In this exercise, return the whole listing exactly, excluding any images.

+++ STORED DATA +++

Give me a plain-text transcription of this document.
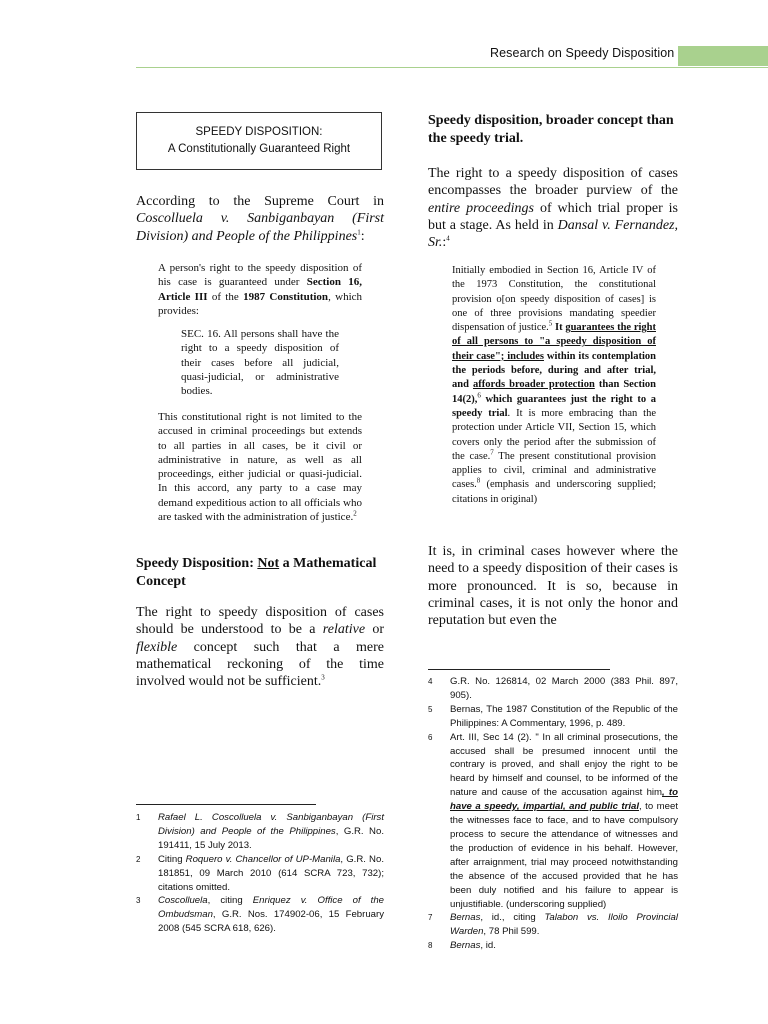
Research on Speedy Disposition
SPEEDY DISPOSITION:
A Constitutionally Guaranteed Right

According to the Supreme Court in Coscolluela v. Sanbiganbayan (First Division) and People of the Philippines$^1$:

A person's right to the speedy disposition of his case is guaranteed under Section 16, Article III of the 1987 Constitution, which provides:

SEC. 16. All persons shall have the right to a speedy disposition of their cases before all judicial, quasi-judicial, or administrative bodies.

This constitutional right is not limited to the accused in criminal proceedings but extends to all parties in all cases, be it civil or administrative in nature, as well as all proceedings, either judicial or quasi-judicial. In this accord, any party to a case may demand expeditious action to all officials who are tasked with the administration of justice.$^2$

Speedy Disposition: Not a Mathematical Concept

The right to speedy disposition of cases should be understood to be a relative or flexible concept such that a mere mathematical reckoning of the time involved would not be sufficient.$^3$

1	Rafael L. Coscolluela v. Sanbiganbayan (First Division) and People of the Philippines, G.R. No. 191411, 15 July 2013.
2	Citing Roquero v. Chancellor of UP-Manila, G.R. No. 181851, 09 March 2010 (614 SCRA 723, 732); citations omitted.
3	Coscolluela, citing Enriquez v. Office of the Ombudsman, G.R. Nos. 174902-06, 15 February 2008 (545 SCRA 618, 626).

Speedy disposition, broader concept than the speedy trial.

The right to a speedy disposition of cases encompasses the broader purview of the entire proceedings of which trial proper is but a stage. As held in Dansal v. Fernandez, Sr.:$^4$

Initially embodied in Section 16, Article IV of the 1973 Constitution, the constitutional provision o[on speedy disposition of cases] is one of three provisions mandating speedier dispensation of justice.$^5$ It guarantees the right of all persons to "a speedy disposition of their case"; includes within its contemplation the periods before, during and after trial, and affords broader protection than Section 14(2),$^6$ which guarantees just the right to a speedy trial. It is more embracing than the protection under Article VII, Section 15, which covers only the period after the submission of the case.$^7$ The present constitutional provision applies to civil, criminal and administrative cases.$^8$ (emphasis and underscoring supplied; citations in original)

It is, in criminal cases however where the need to a speedy disposition of their cases is more pronounced. It is so, because in criminal cases, it is not only the honor and reputation but even the

4	G.R. No. 126814, 02 March 2000 (383 Phil. 897, 905).
5	Bernas, The 1987 Constitution of the Republic of the Philippines: A Commentary, 1996, p. 489.
6	Art. III, Sec 14 (2). " In all criminal prosecutions, the accused shall be presumed innocent until the contrary is proved, and shall enjoy the right to be heard by himself and counsel, to be informed of the nature and cause of the accusation against him, to have a speedy, impartial, and public trial, to meet the witnesses face to face, and to have compulsory process to secure the attendance of witnesses and the production of evidence in his behalf. However, after arraignment, trial may proceed notwithstanding the absence of the accused provided that he has been duly notified and his failure to appear is unjustifiable. (underscoring supplied)
7	Bernas, id., citing Talabon vs. Iloilo Provincial Warden, 78 Phil 599.
8	Bernas, id.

+++

• _RESPONSE_:
Give me a plain-text transcription of this document.
Research on Speedy Disposition
SPEEDY DISPOSITION:
A Constitutionally Guaranteed Right

According to the Supreme Court in Coscolluela v. Sanbiganbayan (First Division) and People of the Philippines$^1$:

A person's right to the speedy disposition of his case is guaranteed under Section 16, Article III of the 1987 Constitution, which provides:

SEC. 16. All persons shall have the right to a speedy disposition of their cases before all judicial, quasi-judicial, or administrative bodies.

This constitutional right is not limited to the accused in criminal proceedings but extends to all parties in all cases, be it civil or administrative in nature, as well as all proceedings, either judicial or quasi-judicial. In this accord, any party to a case may demand expeditious action to all officials who are tasked with the administration of justice.$^2$

Speedy Disposition: Not a Mathematical Concept

The right to speedy disposition of cases should be understood to be a relative or flexible concept such that a mere mathematical reckoning of the time involved would not be sufficient.$^3$

1	Rafael L. Coscolluela v. Sanbiganbayan (First Division) and People of the Philippines, G.R. No. 191411, 15 July 2013.
2	Citing Roquero v. Chancellor of UP-Manila, G.R. No. 181851, 09 March 2010 (614 SCRA 723, 732); citations omitted.
3	Coscolluela, citing Enriquez v. Office of the Ombudsman, G.R. Nos. 174902-06, 15 February 2008 (545 SCRA 618, 626).

Speedy disposition, broader concept than the speedy trial.

The right to a speedy disposition of cases encompasses the broader purview of the entire proceedings of which trial proper is but a stage. As held in Dansal v. Fernandez, Sr.:$^4$

Initially embodied in Section 16, Article IV of the 1973 Constitution, the constitutional provision o[on speedy disposition of cases] is one of three provisions mandating speedier dispensation of justice.$^5$ It guarantees the right of all persons to "a speedy disposition of their case"; includes within its contemplation the periods before, during and after trial, and affords broader protection than Section 14(2),$^6$ which guarantees just the right to a speedy trial. It is more embracing than the protection under Article VII, Section 15, which covers only the period after the submission of the case.$^7$ The present constitutional provision applies to civil, criminal and administrative cases.$^8$ (emphasis and underscoring supplied; citations in original)

It is, in criminal cases however where the need to a speedy disposition of their cases is more pronounced. It is so, because in criminal cases, it is not only the honor and reputation but even the

4	G.R. No. 126814, 02 March 2000 (383 Phil. 897, 905).
5	Bernas, The 1987 Constitution of the Republic of the Philippines: A Commentary, 1996, p. 489.
6	Art. III, Sec 14 (2). " In all criminal prosecutions, the accused shall be presumed innocent until the contrary is proved, and shall enjoy the right to be heard by himself and counsel, to be informed of the nature and cause of the accusation against him, to have a speedy, impartial, and public trial, to meet the witnesses face to face, and to have compulsory process to secure the attendance of witnesses and the production of evidence in his behalf. However, after arraignment, trial may proceed notwithstanding the absence of the accused provided that he has been duly notified and his failure to appear is unjustifiable. (underscoring supplied)
7	Bernas, id., citing Talabon vs. Iloilo Provincial Warden, 78 Phil 599.
8	Bernas, id.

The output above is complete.